**** DATA PROVIDED
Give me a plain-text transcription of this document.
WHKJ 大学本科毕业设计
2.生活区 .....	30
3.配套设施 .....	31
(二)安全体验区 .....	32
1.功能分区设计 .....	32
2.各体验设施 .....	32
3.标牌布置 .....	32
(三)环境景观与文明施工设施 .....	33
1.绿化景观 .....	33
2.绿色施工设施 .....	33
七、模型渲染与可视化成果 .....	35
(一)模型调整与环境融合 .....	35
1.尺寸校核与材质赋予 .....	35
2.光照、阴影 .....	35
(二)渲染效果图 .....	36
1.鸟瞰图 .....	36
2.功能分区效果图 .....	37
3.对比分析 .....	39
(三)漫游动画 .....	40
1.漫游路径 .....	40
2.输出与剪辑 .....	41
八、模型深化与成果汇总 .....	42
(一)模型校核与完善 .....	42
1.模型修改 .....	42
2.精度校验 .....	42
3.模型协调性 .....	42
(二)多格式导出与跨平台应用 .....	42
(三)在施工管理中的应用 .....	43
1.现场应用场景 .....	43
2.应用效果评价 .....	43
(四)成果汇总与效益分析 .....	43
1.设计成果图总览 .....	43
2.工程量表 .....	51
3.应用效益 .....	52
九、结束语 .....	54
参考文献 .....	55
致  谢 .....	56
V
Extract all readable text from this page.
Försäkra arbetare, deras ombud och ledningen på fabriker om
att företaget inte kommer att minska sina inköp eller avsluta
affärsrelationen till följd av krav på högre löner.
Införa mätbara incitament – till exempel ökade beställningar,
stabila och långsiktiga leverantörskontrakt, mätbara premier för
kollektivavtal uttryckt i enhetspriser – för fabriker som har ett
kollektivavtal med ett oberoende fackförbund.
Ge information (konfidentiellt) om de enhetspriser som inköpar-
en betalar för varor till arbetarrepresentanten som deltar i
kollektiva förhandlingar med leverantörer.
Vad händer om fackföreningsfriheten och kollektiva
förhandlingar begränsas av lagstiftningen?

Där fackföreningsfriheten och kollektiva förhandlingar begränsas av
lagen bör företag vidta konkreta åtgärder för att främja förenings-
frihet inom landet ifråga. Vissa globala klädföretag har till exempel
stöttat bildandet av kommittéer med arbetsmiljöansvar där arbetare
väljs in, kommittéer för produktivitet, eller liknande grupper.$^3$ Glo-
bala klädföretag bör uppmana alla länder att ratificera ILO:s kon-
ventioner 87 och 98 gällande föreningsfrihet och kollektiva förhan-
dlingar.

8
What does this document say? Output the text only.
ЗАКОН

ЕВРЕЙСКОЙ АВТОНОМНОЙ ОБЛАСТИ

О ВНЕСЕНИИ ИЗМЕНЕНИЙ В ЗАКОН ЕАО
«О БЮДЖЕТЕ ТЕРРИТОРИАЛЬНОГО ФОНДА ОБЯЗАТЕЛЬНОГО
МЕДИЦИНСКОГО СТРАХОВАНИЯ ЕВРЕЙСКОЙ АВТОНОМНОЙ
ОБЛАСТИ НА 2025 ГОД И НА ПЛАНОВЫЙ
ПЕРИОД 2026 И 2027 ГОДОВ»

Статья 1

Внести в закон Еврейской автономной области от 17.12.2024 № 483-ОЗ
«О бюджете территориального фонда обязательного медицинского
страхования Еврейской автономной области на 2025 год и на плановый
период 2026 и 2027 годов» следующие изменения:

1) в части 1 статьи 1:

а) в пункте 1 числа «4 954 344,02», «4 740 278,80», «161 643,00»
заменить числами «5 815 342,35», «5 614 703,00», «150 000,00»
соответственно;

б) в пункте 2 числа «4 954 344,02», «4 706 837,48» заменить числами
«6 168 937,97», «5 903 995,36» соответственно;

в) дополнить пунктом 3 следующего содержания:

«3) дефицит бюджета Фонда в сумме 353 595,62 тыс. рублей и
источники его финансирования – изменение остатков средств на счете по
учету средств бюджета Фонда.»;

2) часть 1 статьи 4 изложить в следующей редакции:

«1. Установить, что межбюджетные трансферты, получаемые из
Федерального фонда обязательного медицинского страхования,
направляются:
********
Gather each line holding the string "fabriker".

Försäkra arbetare, deras ombud och ledningen på fabriker om
kollektivavtal uttryckt i enhetspriser – för fabriker som har ett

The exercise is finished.